Without the pictures, write out all the lines below exactly as they appear.

■ Given information ■
________________________________________
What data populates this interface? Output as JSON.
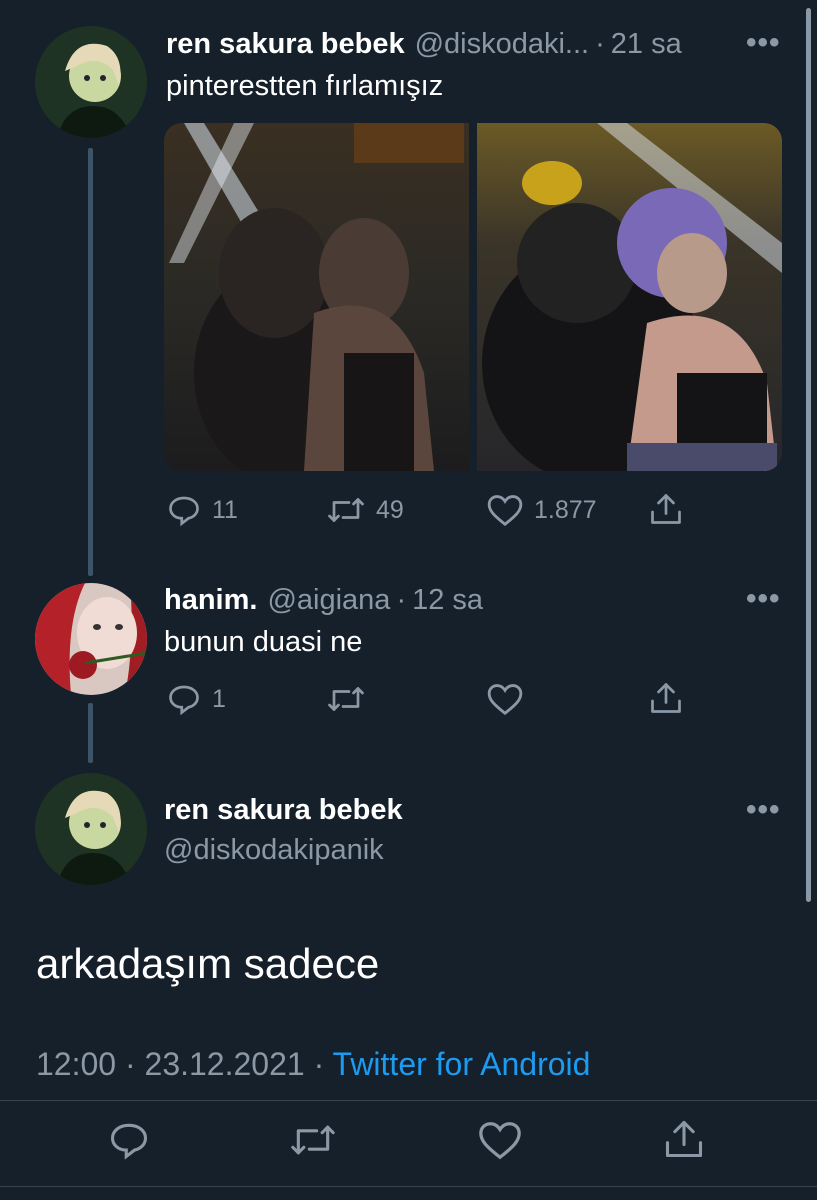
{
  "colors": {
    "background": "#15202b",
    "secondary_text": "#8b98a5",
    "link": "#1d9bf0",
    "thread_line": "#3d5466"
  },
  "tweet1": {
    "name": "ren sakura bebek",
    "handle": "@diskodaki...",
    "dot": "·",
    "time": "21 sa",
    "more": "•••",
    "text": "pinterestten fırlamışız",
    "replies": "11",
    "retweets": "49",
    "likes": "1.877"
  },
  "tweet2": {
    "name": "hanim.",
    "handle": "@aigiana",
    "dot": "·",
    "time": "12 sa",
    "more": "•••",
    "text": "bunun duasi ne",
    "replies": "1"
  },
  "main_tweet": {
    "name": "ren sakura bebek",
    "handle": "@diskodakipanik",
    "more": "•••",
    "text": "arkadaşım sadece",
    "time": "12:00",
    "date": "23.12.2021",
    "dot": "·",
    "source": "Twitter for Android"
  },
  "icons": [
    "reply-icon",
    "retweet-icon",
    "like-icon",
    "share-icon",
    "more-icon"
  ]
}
________________________________________
■ Solution for this problem ■
What data populates this interface? Output as JSON.
{
  "colors": {
    "background": "#15202b",
    "secondary_text": "#8b98a5",
    "link": "#1d9bf0",
    "thread_line": "#3d5466"
  },
  "tweet1": {
    "name": "ren sakura bebek",
    "handle": "@diskodaki...",
    "dot": "·",
    "time": "21 sa",
    "more": "•••",
    "text": "pinterestten fırlamışız",
    "replies": "11",
    "retweets": "49",
    "likes": "1.877"
  },
  "tweet2": {
    "name": "hanim.",
    "handle": "@aigiana",
    "dot": "·",
    "time": "12 sa",
    "more": "•••",
    "text": "bunun duasi ne",
    "replies": "1"
  },
  "main_tweet": {
    "name": "ren sakura bebek",
    "handle": "@diskodakipanik",
    "more": "•••",
    "text": "arkadaşım sadece",
    "time": "12:00",
    "date": "23.12.2021",
    "dot": "·",
    "source": "Twitter for Android"
  },
  "icons": [
    "reply-icon",
    "retweet-icon",
    "like-icon",
    "share-icon",
    "more-icon"
  ]
}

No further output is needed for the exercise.